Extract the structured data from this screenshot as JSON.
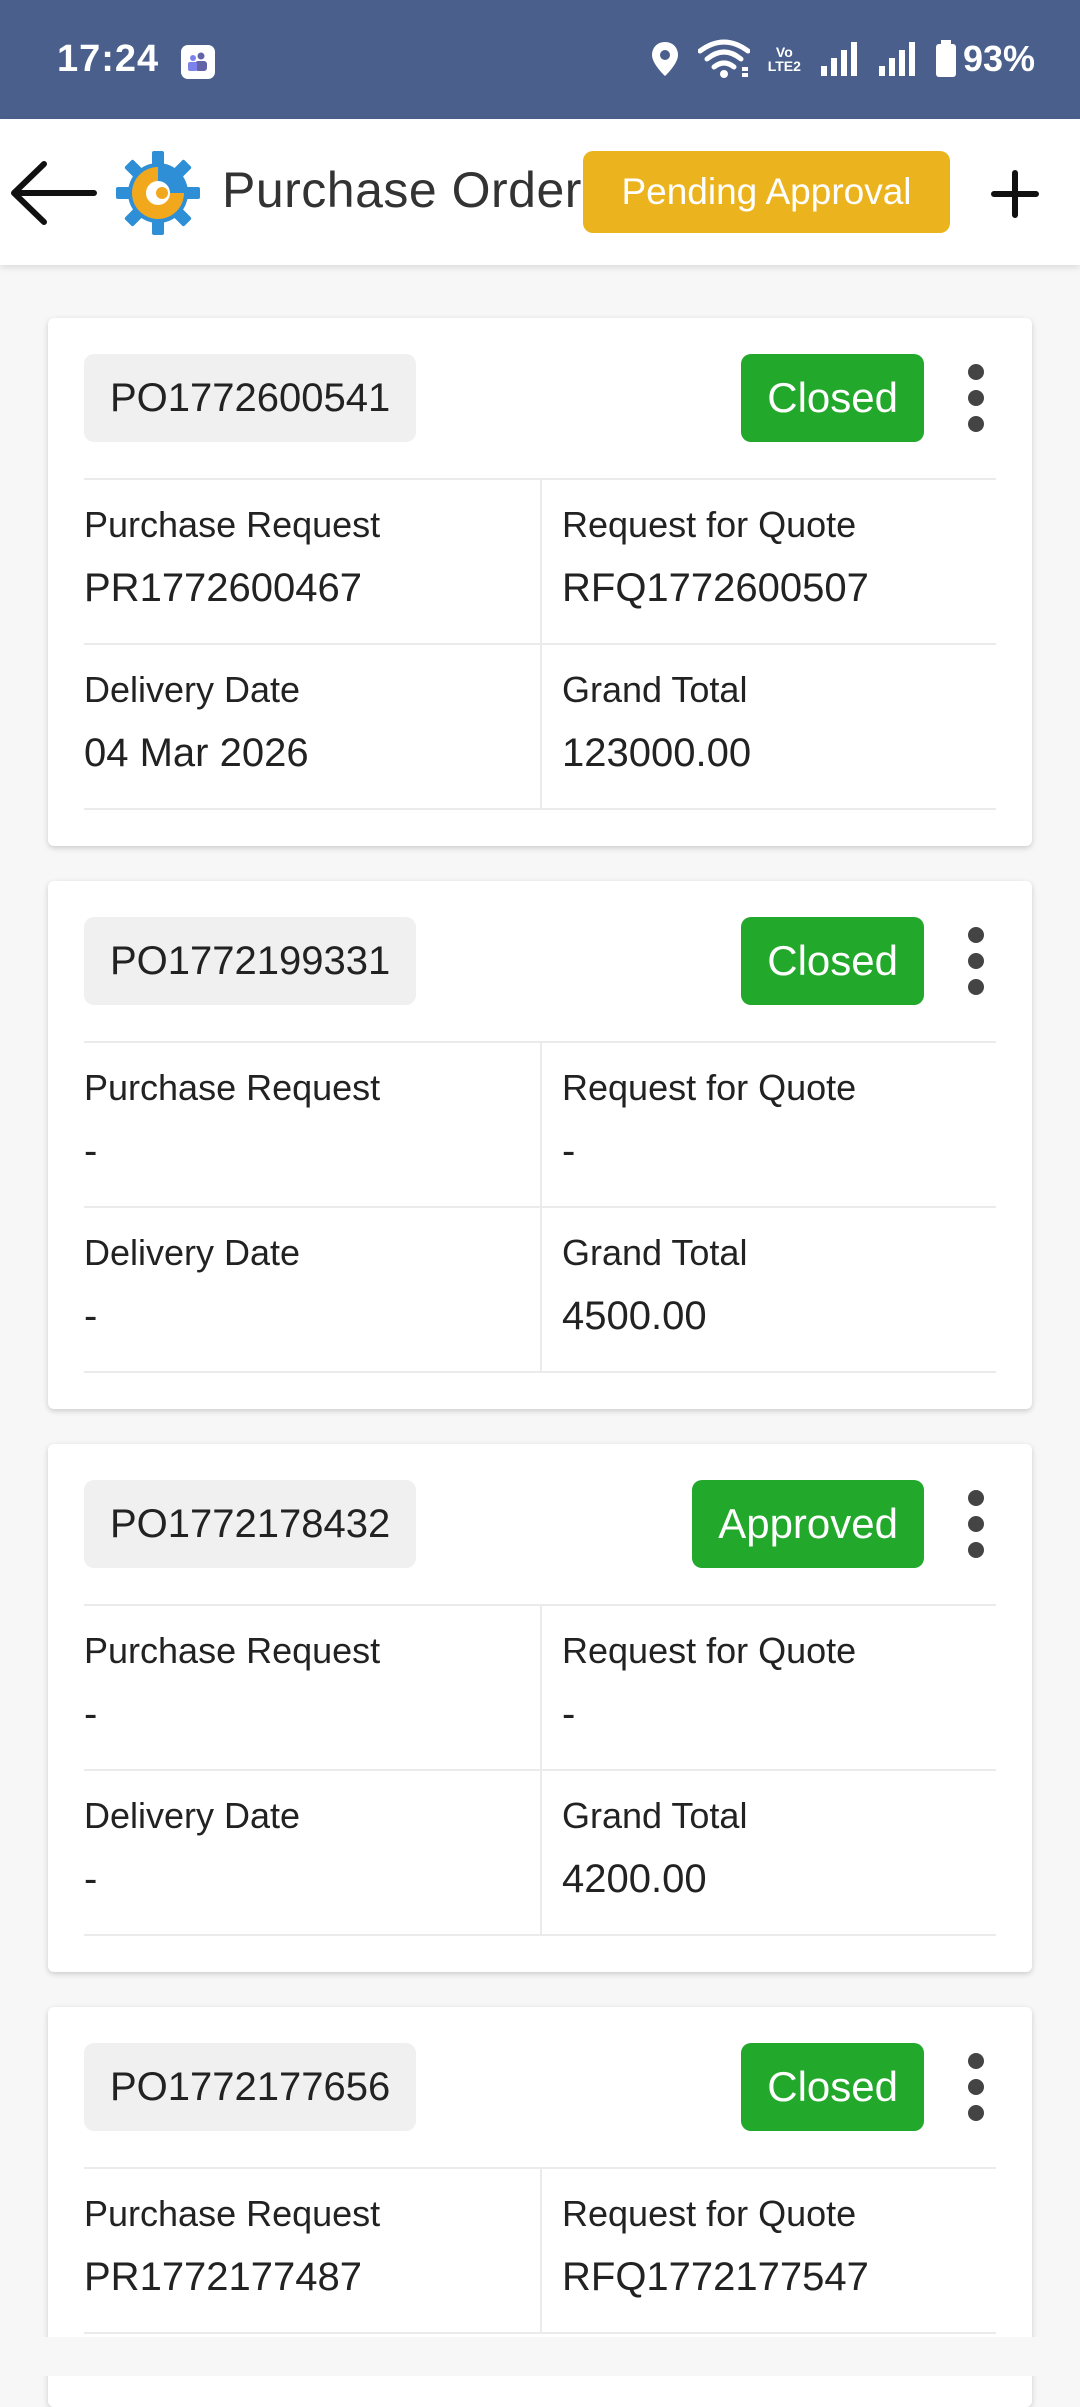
{
  "status_bar": {
    "time": "17:24",
    "battery": "93%",
    "volte_top": "Vo",
    "volte_bottom": "LTE2",
    "icons": [
      "teams-notification-icon",
      "location-icon",
      "wifi-icon",
      "volte-icon",
      "signal-icon",
      "signal-icon",
      "battery-icon"
    ]
  },
  "app_bar": {
    "title": "Purchase Orders",
    "pending_label": "Pending Approval",
    "icons": [
      "back-arrow-icon",
      "app-logo",
      "plus-icon"
    ],
    "colors": {
      "accent": "#ebb41f",
      "logo_blue": "#2f8fd6",
      "logo_orange": "#f2a81d"
    }
  },
  "orders": [
    {
      "po": "PO1772600541",
      "status": "Closed",
      "purchase_request_label": "Purchase Request",
      "purchase_request": "PR1772600467",
      "rfq_label": "Request for Quote",
      "rfq": "RFQ1772600507",
      "delivery_label": "Delivery Date",
      "delivery": "04 Mar 2026",
      "total_label": "Grand Total",
      "total": "123000.00"
    },
    {
      "po": "PO1772199331",
      "status": "Closed",
      "purchase_request_label": "Purchase Request",
      "purchase_request": "-",
      "rfq_label": "Request for Quote",
      "rfq": "-",
      "delivery_label": "Delivery Date",
      "delivery": "-",
      "total_label": "Grand Total",
      "total": "4500.00"
    },
    {
      "po": "PO1772178432",
      "status": "Approved",
      "purchase_request_label": "Purchase Request",
      "purchase_request": "-",
      "rfq_label": "Request for Quote",
      "rfq": "-",
      "delivery_label": "Delivery Date",
      "delivery": "-",
      "total_label": "Grand Total",
      "total": "4200.00"
    },
    {
      "po": "PO1772177656",
      "status": "Closed",
      "purchase_request_label": "Purchase Request",
      "purchase_request": "PR1772177487",
      "rfq_label": "Request for Quote",
      "rfq": "RFQ1772177547"
    }
  ],
  "colors": {
    "status_green": "#22a82a",
    "status_bar": "#4a5f8c"
  }
}
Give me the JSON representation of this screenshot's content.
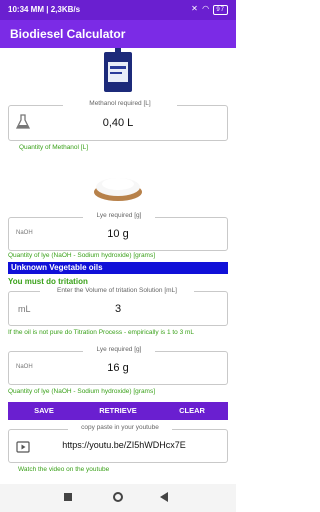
{
  "status": {
    "time": "10:34 MM | 2,3KB/s",
    "battery": "97"
  },
  "app": {
    "title": "Biodiesel Calculator"
  },
  "methanol": {
    "legend": "Methanol required [L]",
    "value": "0,40 L",
    "helper": "Quantity of Methanol [L]"
  },
  "lye1": {
    "legend": "Lye required [g]",
    "icon_text": "NaOH",
    "value": "10 g",
    "helper": "Quantity of lye (NaOH - Sodium hydroxide) [grams]"
  },
  "oil": {
    "banner": "Unknown Vegetable oils",
    "warning": "You must do tritation"
  },
  "tritation": {
    "legend": "Enter the Volume of tritation Solution [mL]",
    "icon_text": "mL",
    "value": "3",
    "helper": "If the oil is not pure do Titration Process - empirically is 1 to 3 mL"
  },
  "lye2": {
    "legend": "Lye required [g]",
    "icon_text": "NaOH",
    "value": "16 g",
    "helper": "Quantity of lye (NaOH - Sodium hydroxide) [grams]"
  },
  "buttons": {
    "save": "SAVE",
    "retrieve": "RETRIEVE",
    "clear": "CLEAR"
  },
  "youtube": {
    "legend": "copy paste in your youtube",
    "value": "https://youtu.be/ZI5hWDHcx7E",
    "helper": "Watch the video on the youtube"
  },
  "colors": {
    "primary": "#7b2be6",
    "status": "#6a1fd0",
    "banner": "#1010d8",
    "helper": "#3aa11a"
  }
}
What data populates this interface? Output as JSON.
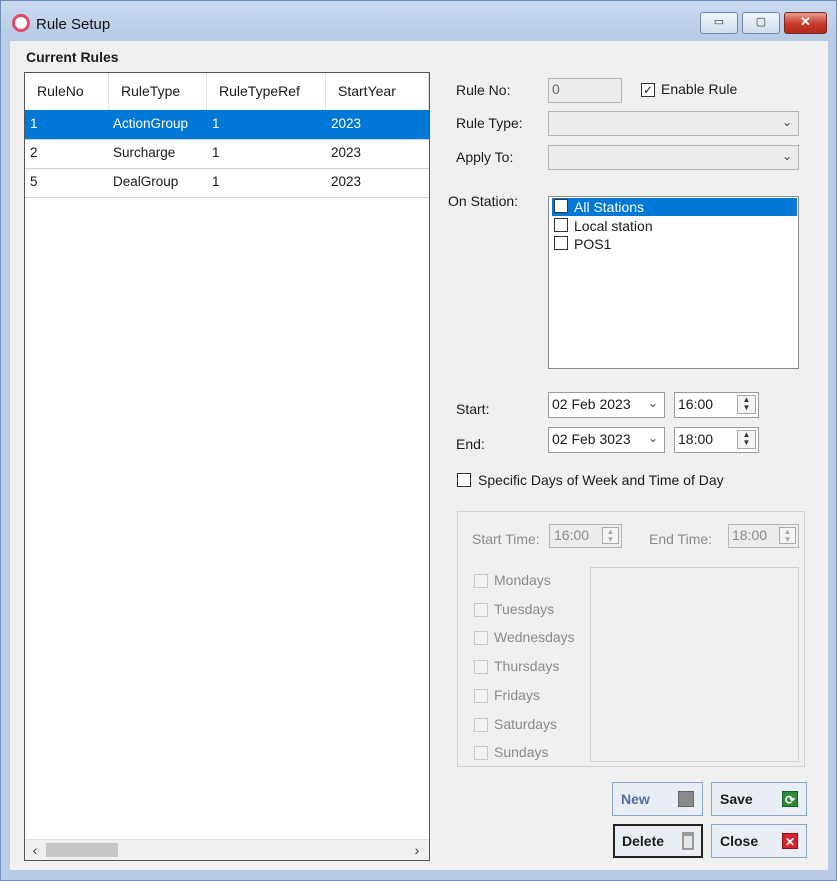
{
  "window": {
    "title": "Rule Setup",
    "min_glyph": "▭",
    "max_glyph": "▢",
    "close_glyph": "✕"
  },
  "rules_group": {
    "label": "Current Rules",
    "columns": [
      "RuleNo",
      "RuleType",
      "RuleTypeRef",
      "StartYear"
    ],
    "rows": [
      [
        "1",
        "ActionGroup",
        "1",
        "2023"
      ],
      [
        "2",
        "Surcharge",
        "1",
        "2023"
      ],
      [
        "5",
        "DealGroup",
        "1",
        "2023"
      ]
    ],
    "selected_row": 0,
    "scroll_left": "‹",
    "scroll_right": "›"
  },
  "form": {
    "rule_no_label": "Rule No:",
    "rule_no_value": "0",
    "enable_rule_label": "Enable Rule",
    "enable_rule_checked": true,
    "rule_type_label": "Rule Type:",
    "rule_type_value": "",
    "apply_to_label": "Apply To:",
    "apply_to_value": "",
    "on_station_label": "On  Station:",
    "stations": [
      "All Stations",
      "Local station",
      "POS1"
    ],
    "start_label": "Start:",
    "start_date": "02 Feb 2023",
    "start_time": "16:00",
    "end_label": "End:",
    "end_date": "02 Feb 3023",
    "end_time": "18:00",
    "specific_days_label": "Specific Days of Week and Time of Day"
  },
  "schedule": {
    "start_time_label": "Start Time:",
    "start_time_value": "16:00",
    "end_time_label": "End Time:",
    "end_time_value": "18:00",
    "days": [
      "Mondays",
      "Tuesdays",
      "Wednesdays",
      "Thursdays",
      "Fridays",
      "Saturdays",
      "Sundays"
    ]
  },
  "buttons": {
    "new": "New",
    "save": "Save",
    "delete": "Delete",
    "close": "Close"
  },
  "colors": {
    "selection": "#0078d7",
    "close_red": "#d6222a",
    "save_green": "#2e8b3a"
  }
}
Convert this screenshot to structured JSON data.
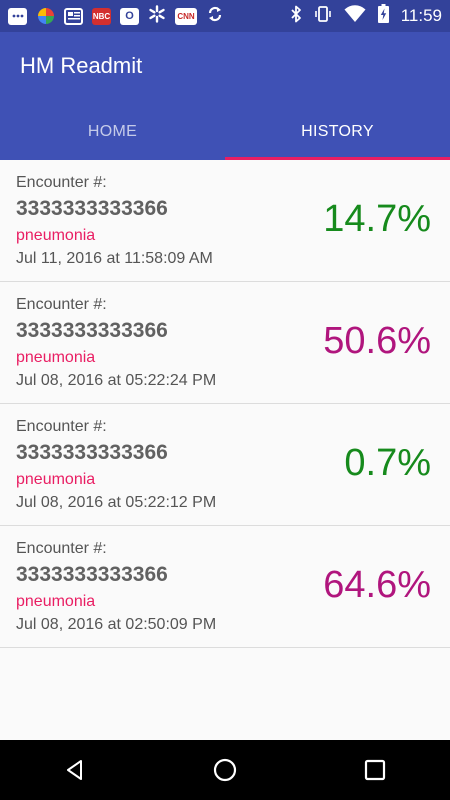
{
  "status_bar": {
    "time": "11:59",
    "icons": [
      "messages-icon",
      "photos-icon",
      "news-icon",
      "cnbc-icon",
      "outlook-icon",
      "walmart-icon",
      "cnn-icon",
      "sync-icon",
      "bluetooth-icon",
      "vibrate-icon",
      "wifi-icon",
      "battery-charging-icon"
    ],
    "cnn_label": "CNN",
    "cnbc_label": "NBC",
    "outlook_label": "O"
  },
  "app": {
    "title": "HM Readmit",
    "primary_color": "#3f51b5",
    "accent_color": "#e91e63"
  },
  "tabs": [
    {
      "label": "HOME",
      "active": false
    },
    {
      "label": "HISTORY",
      "active": true
    }
  ],
  "history": [
    {
      "encounter_label": "Encounter #:",
      "encounter_number": "3333333333366",
      "diagnosis": "pneumonia",
      "date": "Jul 11, 2016 at 11:58:09 AM",
      "percent": "14.7%",
      "percent_color": "#168a1c"
    },
    {
      "encounter_label": "Encounter #:",
      "encounter_number": "3333333333366",
      "diagnosis": "pneumonia",
      "date": "Jul 08, 2016 at 05:22:24 PM",
      "percent": "50.6%",
      "percent_color": "#b0157d"
    },
    {
      "encounter_label": "Encounter #:",
      "encounter_number": "3333333333366",
      "diagnosis": "pneumonia",
      "date": "Jul 08, 2016 at 05:22:12 PM",
      "percent": "0.7%",
      "percent_color": "#168a1c"
    },
    {
      "encounter_label": "Encounter #:",
      "encounter_number": "3333333333366",
      "diagnosis": "pneumonia",
      "date": "Jul 08, 2016 at 02:50:09 PM",
      "percent": "64.6%",
      "percent_color": "#b0157d"
    }
  ],
  "nav_bar": {
    "buttons": [
      "back-icon",
      "home-icon",
      "recents-icon"
    ]
  }
}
::::::
Exercise instructions.
Go through the listing above and locate each line that holds the word "true". Copy those lines.

Finished answer.
    "enable_rule_checked": true,
      "active": true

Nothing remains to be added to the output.